» Brief
Report every line from the material that contains the word "Flexbox".

» Information supplied
★ ★ ★ ★ ★

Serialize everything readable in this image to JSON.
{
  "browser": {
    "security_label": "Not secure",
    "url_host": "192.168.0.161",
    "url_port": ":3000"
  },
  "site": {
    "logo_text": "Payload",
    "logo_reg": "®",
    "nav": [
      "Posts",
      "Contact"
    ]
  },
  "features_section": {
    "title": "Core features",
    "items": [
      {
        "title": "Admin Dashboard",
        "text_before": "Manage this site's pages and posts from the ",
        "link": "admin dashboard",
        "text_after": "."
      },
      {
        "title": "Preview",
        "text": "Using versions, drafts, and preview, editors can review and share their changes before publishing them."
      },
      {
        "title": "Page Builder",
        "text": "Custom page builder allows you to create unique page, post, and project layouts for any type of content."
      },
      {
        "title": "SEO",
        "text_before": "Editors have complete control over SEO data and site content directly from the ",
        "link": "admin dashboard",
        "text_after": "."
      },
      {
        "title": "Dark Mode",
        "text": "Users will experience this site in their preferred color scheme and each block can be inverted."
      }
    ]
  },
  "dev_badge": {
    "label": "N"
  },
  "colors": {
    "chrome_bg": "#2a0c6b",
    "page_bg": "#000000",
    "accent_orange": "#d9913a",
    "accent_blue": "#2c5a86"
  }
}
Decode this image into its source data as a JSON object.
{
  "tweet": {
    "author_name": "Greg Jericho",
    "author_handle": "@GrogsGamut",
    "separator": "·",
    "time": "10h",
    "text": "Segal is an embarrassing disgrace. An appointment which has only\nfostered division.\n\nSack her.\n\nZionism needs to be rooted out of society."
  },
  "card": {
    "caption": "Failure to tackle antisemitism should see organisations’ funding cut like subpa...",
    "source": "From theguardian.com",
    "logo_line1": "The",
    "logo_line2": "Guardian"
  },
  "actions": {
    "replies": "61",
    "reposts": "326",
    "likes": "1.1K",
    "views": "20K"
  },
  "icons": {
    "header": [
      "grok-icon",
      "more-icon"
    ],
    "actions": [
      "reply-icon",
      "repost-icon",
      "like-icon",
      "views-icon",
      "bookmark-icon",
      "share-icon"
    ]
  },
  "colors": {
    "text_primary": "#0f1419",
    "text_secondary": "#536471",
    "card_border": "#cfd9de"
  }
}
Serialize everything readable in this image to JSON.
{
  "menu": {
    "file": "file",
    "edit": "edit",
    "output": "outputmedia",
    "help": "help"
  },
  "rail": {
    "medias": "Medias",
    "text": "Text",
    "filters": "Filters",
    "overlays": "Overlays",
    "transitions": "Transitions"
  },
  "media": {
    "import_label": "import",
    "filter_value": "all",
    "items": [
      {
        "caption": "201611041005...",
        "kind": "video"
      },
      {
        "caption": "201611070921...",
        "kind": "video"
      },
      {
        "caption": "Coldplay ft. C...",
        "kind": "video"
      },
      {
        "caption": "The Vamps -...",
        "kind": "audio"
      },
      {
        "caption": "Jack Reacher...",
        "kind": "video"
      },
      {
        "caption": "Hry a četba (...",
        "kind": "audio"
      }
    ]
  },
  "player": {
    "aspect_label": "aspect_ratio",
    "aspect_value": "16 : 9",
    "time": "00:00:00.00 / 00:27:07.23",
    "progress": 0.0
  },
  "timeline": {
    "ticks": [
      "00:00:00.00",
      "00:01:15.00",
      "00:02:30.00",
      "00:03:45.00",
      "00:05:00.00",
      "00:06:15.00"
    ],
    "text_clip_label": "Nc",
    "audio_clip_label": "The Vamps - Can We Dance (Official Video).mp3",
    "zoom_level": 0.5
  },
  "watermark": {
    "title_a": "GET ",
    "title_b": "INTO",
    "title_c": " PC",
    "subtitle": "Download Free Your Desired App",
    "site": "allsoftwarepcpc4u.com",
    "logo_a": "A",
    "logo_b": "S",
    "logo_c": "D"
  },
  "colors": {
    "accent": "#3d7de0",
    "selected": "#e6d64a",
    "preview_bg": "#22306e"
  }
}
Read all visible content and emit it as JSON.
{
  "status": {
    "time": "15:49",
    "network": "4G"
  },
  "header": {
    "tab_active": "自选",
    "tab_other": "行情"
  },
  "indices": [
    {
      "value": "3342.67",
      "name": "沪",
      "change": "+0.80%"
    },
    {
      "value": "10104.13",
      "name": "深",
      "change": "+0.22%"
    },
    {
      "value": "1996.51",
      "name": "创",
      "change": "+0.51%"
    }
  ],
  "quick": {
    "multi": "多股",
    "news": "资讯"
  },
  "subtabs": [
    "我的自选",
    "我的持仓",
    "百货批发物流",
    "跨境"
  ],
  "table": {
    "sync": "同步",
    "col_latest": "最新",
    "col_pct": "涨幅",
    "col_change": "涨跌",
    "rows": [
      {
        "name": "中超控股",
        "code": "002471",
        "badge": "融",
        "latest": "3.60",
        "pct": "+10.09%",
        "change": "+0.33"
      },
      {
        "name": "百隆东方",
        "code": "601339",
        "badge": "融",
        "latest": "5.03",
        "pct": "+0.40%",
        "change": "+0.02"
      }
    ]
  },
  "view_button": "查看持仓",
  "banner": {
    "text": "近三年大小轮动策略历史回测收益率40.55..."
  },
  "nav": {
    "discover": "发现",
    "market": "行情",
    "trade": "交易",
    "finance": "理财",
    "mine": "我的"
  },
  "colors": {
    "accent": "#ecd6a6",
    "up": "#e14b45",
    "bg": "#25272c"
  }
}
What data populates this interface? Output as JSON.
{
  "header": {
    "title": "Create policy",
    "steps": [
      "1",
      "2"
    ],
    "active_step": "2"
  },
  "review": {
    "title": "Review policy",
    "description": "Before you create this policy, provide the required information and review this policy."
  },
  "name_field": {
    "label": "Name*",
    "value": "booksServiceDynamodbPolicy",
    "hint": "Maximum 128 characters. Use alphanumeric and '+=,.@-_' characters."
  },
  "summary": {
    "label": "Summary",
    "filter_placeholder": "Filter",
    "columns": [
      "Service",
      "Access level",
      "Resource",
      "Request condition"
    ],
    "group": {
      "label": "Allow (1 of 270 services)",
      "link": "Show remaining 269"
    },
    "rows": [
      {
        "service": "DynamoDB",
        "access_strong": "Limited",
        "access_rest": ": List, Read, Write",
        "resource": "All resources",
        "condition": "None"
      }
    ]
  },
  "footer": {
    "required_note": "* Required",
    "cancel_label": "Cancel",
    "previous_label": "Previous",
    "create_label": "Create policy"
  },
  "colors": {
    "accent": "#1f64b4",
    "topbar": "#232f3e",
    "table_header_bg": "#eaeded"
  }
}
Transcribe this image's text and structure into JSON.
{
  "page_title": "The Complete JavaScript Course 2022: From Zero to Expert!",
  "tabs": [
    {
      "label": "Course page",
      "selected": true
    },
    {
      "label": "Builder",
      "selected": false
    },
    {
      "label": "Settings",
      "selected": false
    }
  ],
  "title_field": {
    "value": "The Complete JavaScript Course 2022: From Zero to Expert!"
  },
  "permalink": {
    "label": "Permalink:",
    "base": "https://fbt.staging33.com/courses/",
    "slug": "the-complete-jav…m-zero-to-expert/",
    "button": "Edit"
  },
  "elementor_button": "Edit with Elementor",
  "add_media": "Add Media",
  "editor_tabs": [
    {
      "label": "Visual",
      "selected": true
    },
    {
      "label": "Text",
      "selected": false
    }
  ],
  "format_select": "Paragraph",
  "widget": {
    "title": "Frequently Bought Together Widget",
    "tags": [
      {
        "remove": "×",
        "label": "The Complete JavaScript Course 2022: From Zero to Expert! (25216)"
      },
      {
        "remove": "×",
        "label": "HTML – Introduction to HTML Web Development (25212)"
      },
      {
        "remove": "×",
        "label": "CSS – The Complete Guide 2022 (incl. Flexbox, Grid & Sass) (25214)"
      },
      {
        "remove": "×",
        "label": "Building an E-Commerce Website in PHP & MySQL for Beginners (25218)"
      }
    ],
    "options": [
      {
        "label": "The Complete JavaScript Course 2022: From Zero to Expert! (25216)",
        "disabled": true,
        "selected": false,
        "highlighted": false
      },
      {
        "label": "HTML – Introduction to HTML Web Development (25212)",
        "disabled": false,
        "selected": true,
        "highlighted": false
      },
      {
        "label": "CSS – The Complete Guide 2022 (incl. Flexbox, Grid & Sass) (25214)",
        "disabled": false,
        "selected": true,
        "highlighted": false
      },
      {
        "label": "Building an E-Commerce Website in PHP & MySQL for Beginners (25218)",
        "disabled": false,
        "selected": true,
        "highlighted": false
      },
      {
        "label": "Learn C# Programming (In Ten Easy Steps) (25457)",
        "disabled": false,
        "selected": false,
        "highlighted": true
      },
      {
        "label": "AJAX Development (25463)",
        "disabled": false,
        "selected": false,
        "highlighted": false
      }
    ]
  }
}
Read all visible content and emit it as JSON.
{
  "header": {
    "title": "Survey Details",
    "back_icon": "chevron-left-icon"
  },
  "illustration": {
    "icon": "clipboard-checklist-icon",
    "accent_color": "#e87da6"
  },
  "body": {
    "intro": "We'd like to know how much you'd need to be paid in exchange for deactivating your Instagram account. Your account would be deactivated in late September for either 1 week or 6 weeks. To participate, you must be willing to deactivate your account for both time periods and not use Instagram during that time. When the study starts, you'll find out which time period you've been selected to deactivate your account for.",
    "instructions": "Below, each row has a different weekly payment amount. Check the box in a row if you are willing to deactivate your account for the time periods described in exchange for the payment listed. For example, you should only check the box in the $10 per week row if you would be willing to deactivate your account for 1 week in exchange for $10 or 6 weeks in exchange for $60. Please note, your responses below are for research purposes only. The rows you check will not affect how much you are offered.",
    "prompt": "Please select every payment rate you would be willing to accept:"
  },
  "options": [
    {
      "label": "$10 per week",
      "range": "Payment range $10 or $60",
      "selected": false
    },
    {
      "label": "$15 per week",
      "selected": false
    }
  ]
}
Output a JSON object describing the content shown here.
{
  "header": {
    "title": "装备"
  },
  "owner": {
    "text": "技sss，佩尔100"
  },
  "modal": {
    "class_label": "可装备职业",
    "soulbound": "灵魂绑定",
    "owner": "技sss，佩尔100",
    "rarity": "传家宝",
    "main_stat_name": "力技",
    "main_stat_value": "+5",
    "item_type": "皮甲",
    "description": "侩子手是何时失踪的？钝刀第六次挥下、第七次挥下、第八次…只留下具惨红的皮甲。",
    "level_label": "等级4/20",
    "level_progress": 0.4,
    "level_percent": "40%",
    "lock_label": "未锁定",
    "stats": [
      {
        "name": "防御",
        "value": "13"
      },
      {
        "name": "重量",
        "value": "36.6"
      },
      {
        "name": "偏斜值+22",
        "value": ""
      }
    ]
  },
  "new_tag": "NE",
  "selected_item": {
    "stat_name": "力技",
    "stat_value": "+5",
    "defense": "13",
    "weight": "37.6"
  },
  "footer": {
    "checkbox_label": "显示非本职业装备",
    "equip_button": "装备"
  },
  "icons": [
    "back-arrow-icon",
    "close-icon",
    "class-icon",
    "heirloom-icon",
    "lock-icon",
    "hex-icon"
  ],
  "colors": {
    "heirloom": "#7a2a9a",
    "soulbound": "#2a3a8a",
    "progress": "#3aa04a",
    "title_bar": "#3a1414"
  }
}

★ ★ ★ ★ ★

» Completed exercise
        "label": "CSS – The Complete Guide 2022 (incl. Flexbox, Grid & Sass) (25214)"
        "label": "CSS – The Complete Guide 2022 (incl. Flexbox, Grid & Sass) (25214)",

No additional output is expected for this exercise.